TASK STATEMENT:
Take all the material and copy it exactly.
# Start of MATERIAL FOR THIS TASK
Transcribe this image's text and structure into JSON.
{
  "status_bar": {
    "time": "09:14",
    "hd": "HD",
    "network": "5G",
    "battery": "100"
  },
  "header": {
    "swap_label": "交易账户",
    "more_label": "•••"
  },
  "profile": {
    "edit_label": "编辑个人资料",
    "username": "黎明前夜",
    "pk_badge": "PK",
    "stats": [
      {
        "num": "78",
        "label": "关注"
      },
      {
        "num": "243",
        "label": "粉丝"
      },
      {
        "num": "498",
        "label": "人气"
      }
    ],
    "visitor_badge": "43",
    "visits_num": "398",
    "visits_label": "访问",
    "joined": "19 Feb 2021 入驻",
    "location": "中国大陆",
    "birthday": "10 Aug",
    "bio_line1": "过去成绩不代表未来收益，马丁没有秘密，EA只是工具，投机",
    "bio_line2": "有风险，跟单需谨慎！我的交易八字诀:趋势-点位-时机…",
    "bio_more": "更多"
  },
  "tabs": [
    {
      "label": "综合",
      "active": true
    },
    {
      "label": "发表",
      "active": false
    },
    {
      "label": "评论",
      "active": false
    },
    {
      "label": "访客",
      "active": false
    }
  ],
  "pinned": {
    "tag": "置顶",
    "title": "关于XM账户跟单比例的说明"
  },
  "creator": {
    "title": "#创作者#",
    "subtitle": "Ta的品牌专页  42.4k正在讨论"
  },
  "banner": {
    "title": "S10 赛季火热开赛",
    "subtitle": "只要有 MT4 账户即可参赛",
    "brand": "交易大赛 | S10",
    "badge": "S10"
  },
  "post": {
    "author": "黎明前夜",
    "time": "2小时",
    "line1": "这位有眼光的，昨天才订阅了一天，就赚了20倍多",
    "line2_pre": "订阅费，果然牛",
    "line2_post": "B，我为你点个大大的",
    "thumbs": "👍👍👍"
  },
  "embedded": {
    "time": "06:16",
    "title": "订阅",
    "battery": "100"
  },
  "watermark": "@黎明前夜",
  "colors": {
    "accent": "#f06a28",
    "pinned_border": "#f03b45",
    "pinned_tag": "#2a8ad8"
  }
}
# End of MATERIAL FOR THIS TASK
FINISHED TASK:
Transcribe this image's text and structure into JSON.
{
  "status_bar": {
    "time": "09:14",
    "hd": "HD",
    "network": "5G",
    "battery": "100"
  },
  "header": {
    "swap_label": "交易账户",
    "more_label": "•••"
  },
  "profile": {
    "edit_label": "编辑个人资料",
    "username": "黎明前夜",
    "pk_badge": "PK",
    "stats": [
      {
        "num": "78",
        "label": "关注"
      },
      {
        "num": "243",
        "label": "粉丝"
      },
      {
        "num": "498",
        "label": "人气"
      }
    ],
    "visitor_badge": "43",
    "visits_num": "398",
    "visits_label": "访问",
    "joined": "19 Feb 2021 入驻",
    "location": "中国大陆",
    "birthday": "10 Aug",
    "bio_line1": "过去成绩不代表未来收益，马丁没有秘密，EA只是工具，投机",
    "bio_line2": "有风险，跟单需谨慎！我的交易八字诀:趋势-点位-时机…",
    "bio_more": "更多"
  },
  "tabs": [
    {
      "label": "综合",
      "active": true
    },
    {
      "label": "发表",
      "active": false
    },
    {
      "label": "评论",
      "active": false
    },
    {
      "label": "访客",
      "active": false
    }
  ],
  "pinned": {
    "tag": "置顶",
    "title": "关于XM账户跟单比例的说明"
  },
  "creator": {
    "title": "#创作者#",
    "subtitle": "Ta的品牌专页  42.4k正在讨论"
  },
  "banner": {
    "title": "S10 赛季火热开赛",
    "subtitle": "只要有 MT4 账户即可参赛",
    "brand": "交易大赛 | S10",
    "badge": "S10"
  },
  "post": {
    "author": "黎明前夜",
    "time": "2小时",
    "line1": "这位有眼光的，昨天才订阅了一天，就赚了20倍多",
    "line2_pre": "订阅费，果然牛",
    "line2_post": "B，我为你点个大大的",
    "thumbs": "👍👍👍"
  },
  "embedded": {
    "time": "06:16",
    "title": "订阅",
    "battery": "100"
  },
  "watermark": "@黎明前夜",
  "colors": {
    "accent": "#f06a28",
    "pinned_border": "#f03b45",
    "pinned_tag": "#2a8ad8"
  }
}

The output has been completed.